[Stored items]
▶
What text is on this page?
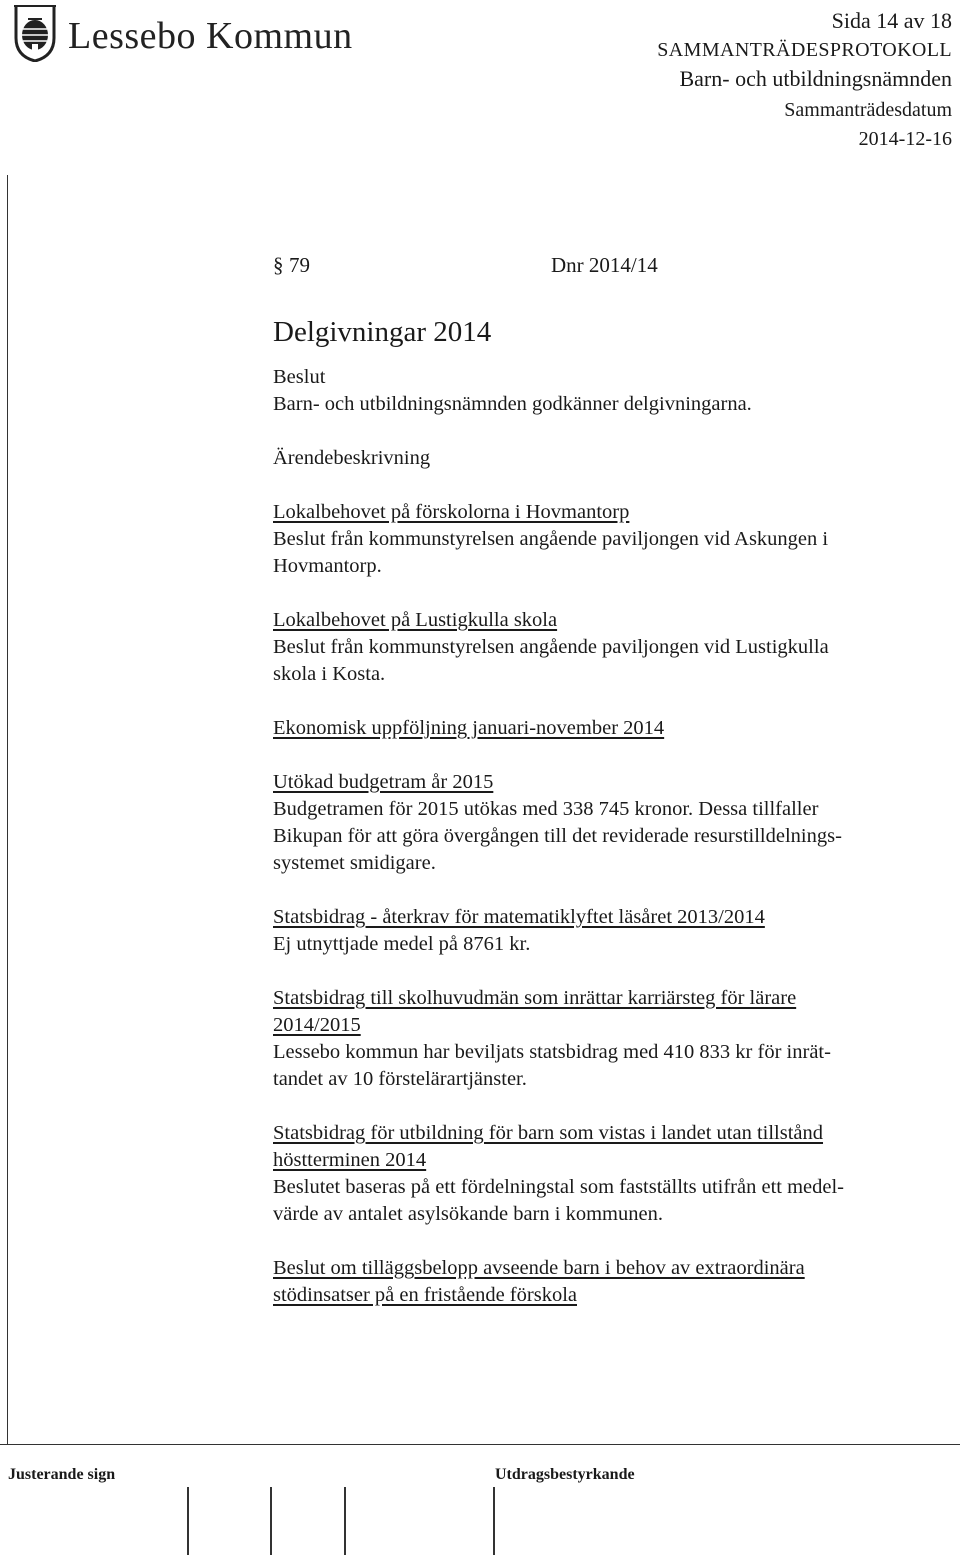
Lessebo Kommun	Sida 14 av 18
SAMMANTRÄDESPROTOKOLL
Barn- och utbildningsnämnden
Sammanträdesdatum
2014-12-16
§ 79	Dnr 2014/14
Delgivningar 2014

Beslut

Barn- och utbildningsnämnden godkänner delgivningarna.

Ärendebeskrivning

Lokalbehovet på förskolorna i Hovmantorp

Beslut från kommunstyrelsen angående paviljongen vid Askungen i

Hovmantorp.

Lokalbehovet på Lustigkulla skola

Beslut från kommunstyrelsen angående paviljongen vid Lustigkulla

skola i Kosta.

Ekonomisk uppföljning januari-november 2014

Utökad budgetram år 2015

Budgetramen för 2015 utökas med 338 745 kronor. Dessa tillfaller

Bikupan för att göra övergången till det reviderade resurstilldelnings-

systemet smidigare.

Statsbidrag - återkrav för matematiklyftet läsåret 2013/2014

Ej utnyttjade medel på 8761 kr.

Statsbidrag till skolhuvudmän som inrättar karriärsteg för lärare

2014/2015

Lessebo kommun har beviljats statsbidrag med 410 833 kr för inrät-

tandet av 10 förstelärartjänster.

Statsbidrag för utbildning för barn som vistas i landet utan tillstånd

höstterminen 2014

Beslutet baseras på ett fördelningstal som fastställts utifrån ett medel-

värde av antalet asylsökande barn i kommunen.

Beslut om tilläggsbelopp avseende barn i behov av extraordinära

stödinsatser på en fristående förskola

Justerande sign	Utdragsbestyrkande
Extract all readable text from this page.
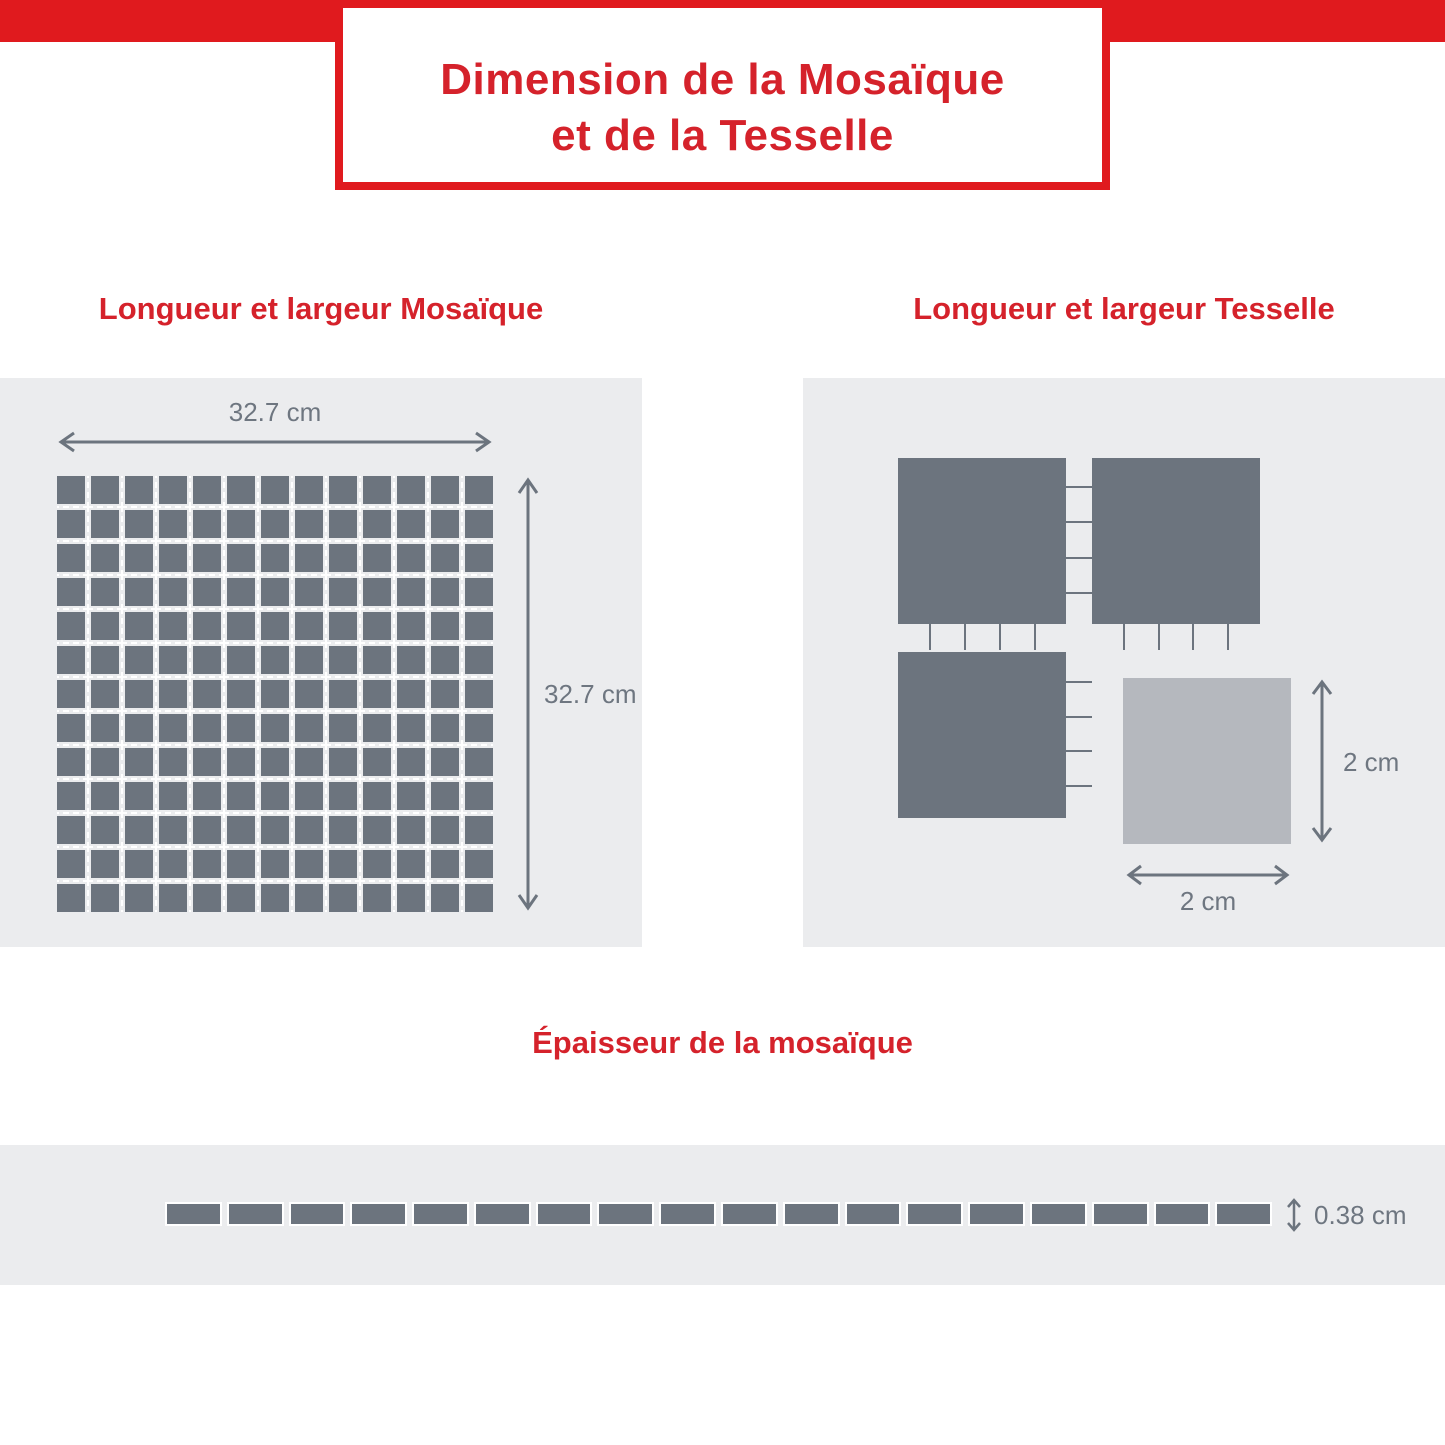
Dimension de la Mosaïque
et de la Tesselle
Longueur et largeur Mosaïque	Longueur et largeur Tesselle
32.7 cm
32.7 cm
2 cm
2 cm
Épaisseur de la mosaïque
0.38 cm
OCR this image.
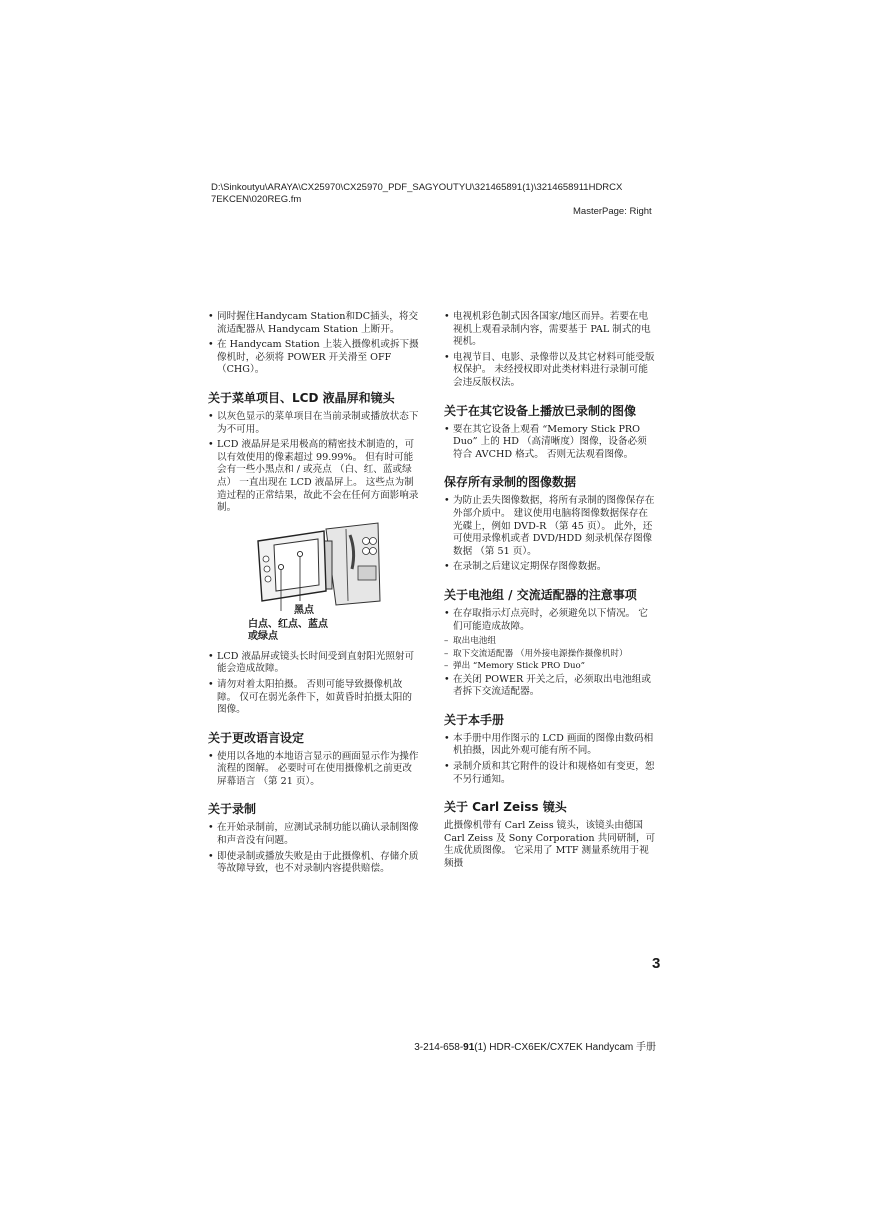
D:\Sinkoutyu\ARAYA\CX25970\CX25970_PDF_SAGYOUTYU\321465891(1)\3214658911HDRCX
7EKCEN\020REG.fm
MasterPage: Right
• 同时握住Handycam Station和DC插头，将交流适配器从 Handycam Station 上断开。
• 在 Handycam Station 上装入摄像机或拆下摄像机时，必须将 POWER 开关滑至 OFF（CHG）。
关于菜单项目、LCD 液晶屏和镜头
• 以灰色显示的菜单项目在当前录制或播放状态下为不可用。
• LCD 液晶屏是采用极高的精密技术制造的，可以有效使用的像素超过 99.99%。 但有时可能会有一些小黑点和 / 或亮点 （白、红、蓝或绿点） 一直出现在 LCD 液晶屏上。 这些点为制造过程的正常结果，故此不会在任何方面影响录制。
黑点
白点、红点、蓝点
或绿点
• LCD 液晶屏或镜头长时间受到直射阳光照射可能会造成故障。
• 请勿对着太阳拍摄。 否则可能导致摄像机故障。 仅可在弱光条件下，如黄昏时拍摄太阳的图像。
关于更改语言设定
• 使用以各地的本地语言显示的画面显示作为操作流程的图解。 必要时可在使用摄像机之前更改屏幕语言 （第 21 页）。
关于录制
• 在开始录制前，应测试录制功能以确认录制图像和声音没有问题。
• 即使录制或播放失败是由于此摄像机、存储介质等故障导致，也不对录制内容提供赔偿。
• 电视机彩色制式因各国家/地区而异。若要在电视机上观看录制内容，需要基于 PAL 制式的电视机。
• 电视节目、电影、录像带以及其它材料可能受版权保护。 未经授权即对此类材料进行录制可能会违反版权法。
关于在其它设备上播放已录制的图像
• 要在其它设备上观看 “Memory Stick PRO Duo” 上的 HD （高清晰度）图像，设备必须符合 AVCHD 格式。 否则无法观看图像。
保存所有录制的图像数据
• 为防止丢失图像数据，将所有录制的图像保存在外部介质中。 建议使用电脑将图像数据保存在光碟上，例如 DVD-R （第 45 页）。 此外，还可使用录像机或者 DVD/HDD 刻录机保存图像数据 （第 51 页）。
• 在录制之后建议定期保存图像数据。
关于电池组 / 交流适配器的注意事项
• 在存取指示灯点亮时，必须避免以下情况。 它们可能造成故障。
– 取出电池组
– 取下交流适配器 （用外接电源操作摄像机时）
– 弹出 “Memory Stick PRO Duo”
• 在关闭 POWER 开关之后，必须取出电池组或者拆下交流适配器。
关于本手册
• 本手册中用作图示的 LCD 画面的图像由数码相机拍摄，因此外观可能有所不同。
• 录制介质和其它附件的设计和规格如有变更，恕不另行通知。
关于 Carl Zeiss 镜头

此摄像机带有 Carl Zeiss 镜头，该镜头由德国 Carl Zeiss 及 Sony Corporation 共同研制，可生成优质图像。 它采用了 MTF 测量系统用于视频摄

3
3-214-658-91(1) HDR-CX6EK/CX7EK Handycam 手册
◀
● What to produce: Would you set down the listing exactly, omitting pictures?

● Exercise response:
What text is on this page?
Lessebo Kommun	Sida 14 av 18
SAMMANTRÄDESPROTOKOLL
Barn- och utbildningsnämnden
Sammanträdesdatum
2014-12-16
§ 79	Dnr 2014/14
Delgivningar 2014

Beslut

Barn- och utbildningsnämnden godkänner delgivningarna.

Ärendebeskrivning

Lokalbehovet på förskolorna i Hovmantorp

Beslut från kommunstyrelsen angående paviljongen vid Askungen i

Hovmantorp.

Lokalbehovet på Lustigkulla skola

Beslut från kommunstyrelsen angående paviljongen vid Lustigkulla

skola i Kosta.

Ekonomisk uppföljning januari-november 2014

Utökad budgetram år 2015

Budgetramen för 2015 utökas med 338 745 kronor. Dessa tillfaller

Bikupan för att göra övergången till det reviderade resurstilldelnings-

systemet smidigare.

Statsbidrag - återkrav för matematiklyftet läsåret 2013/2014

Ej utnyttjade medel på 8761 kr.

Statsbidrag till skolhuvudmän som inrättar karriärsteg för lärare

2014/2015

Lessebo kommun har beviljats statsbidrag med 410 833 kr för inrät-

tandet av 10 förstelärartjänster.

Statsbidrag för utbildning för barn som vistas i landet utan tillstånd

höstterminen 2014

Beslutet baseras på ett fördelningstal som fastställts utifrån ett medel-

värde av antalet asylsökande barn i kommunen.

Beslut om tilläggsbelopp avseende barn i behov av extraordinära

stödinsatser på en fristående förskola

Justerande sign	Utdragsbestyrkande
Extract all readable text from this page.
Dimension de la Mosaïque
et de la Tesselle
Longueur et largeur Mosaïque	Longueur et largeur Tesselle
32.7 cm
32.7 cm
2 cm
2 cm
Épaisseur de la mosaïque
0.38 cm
OCR this image.
D:\Sinkoutyu\ARAYA\CX25970\CX25970_PDF_SAGYOUTYU\321465891(1)\3214658911HDRCX
7EKCEN\020REG.fm
MasterPage: Right
• 同时握住Handycam Station和DC插头，将交流适配器从 Handycam Station 上断开。
• 在 Handycam Station 上装入摄像机或拆下摄像机时，必须将 POWER 开关滑至 OFF（CHG）。
关于菜单项目、LCD 液晶屏和镜头
• 以灰色显示的菜单项目在当前录制或播放状态下为不可用。
• LCD 液晶屏是采用极高的精密技术制造的，可以有效使用的像素超过 99.99%。 但有时可能会有一些小黑点和 / 或亮点 （白、红、蓝或绿点） 一直出现在 LCD 液晶屏上。 这些点为制造过程的正常结果，故此不会在任何方面影响录制。
黑点
白点、红点、蓝点
或绿点
• LCD 液晶屏或镜头长时间受到直射阳光照射可能会造成故障。
• 请勿对着太阳拍摄。 否则可能导致摄像机故障。 仅可在弱光条件下，如黄昏时拍摄太阳的图像。
关于更改语言设定
• 使用以各地的本地语言显示的画面显示作为操作流程的图解。 必要时可在使用摄像机之前更改屏幕语言 （第 21 页）。
关于录制
• 在开始录制前，应测试录制功能以确认录制图像和声音没有问题。
• 即使录制或播放失败是由于此摄像机、存储介质等故障导致，也不对录制内容提供赔偿。
• 电视机彩色制式因各国家/地区而异。若要在电视机上观看录制内容，需要基于 PAL 制式的电视机。
• 电视节目、电影、录像带以及其它材料可能受版权保护。 未经授权即对此类材料进行录制可能会违反版权法。
关于在其它设备上播放已录制的图像
• 要在其它设备上观看 “Memory Stick PRO Duo” 上的 HD （高清晰度）图像，设备必须符合 AVCHD 格式。 否则无法观看图像。
保存所有录制的图像数据
• 为防止丢失图像数据，将所有录制的图像保存在外部介质中。 建议使用电脑将图像数据保存在光碟上，例如 DVD-R （第 45 页）。 此外，还可使用录像机或者 DVD/HDD 刻录机保存图像数据 （第 51 页）。
• 在录制之后建议定期保存图像数据。
关于电池组 / 交流适配器的注意事项
• 在存取指示灯点亮时，必须避免以下情况。 它们可能造成故障。
– 取出电池组
– 取下交流适配器 （用外接电源操作摄像机时）
– 弹出 “Memory Stick PRO Duo”
• 在关闭 POWER 开关之后，必须取出电池组或者拆下交流适配器。
关于本手册
• 本手册中用作图示的 LCD 画面的图像由数码相机拍摄，因此外观可能有所不同。
• 录制介质和其它附件的设计和规格如有变更，恕不另行通知。
关于 Carl Zeiss 镜头

此摄像机带有 Carl Zeiss 镜头，该镜头由德国 Carl Zeiss 及 Sony Corporation 共同研制，可生成优质图像。 它采用了 MTF 测量系统用于视频摄

3
3-214-658-91(1) HDR-CX6EK/CX7EK Handycam 手册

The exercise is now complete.